**Task brief:** Return the full material exactly.

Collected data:

--------------------------------------------------

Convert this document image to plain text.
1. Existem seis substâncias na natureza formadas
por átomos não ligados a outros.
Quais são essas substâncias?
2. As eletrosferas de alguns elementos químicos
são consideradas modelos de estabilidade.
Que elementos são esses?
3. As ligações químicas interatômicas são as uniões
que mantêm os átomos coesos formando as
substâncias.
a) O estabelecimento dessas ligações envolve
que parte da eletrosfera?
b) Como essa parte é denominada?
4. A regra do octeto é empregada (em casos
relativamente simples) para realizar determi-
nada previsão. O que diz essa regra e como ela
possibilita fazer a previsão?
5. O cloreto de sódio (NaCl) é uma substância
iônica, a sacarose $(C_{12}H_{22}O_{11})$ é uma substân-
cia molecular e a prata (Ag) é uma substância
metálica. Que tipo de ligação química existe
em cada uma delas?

--------------------------------------------------

**Complete answer:**
Convert this document image to plain text.
1. Existem seis substâncias na natureza formadas
por átomos não ligados a outros.
Quais são essas substâncias?
2. As eletrosferas de alguns elementos químicos
são consideradas modelos de estabilidade.
Que elementos são esses?
3. As ligações químicas interatômicas são as uniões
que mantêm os átomos coesos formando as
substâncias.
a) O estabelecimento dessas ligações envolve
que parte da eletrosfera?
b) Como essa parte é denominada?
4. A regra do octeto é empregada (em casos
relativamente simples) para realizar determi-
nada previsão. O que diz essa regra e como ela
possibilita fazer a previsão?
5. O cloreto de sódio (NaCl) é uma substância
iônica, a sacarose $(C_{12}H_{22}O_{11})$ é uma substân-
cia molecular e a prata (Ag) é uma substância
metálica. Que tipo de ligação química existe
em cada uma delas?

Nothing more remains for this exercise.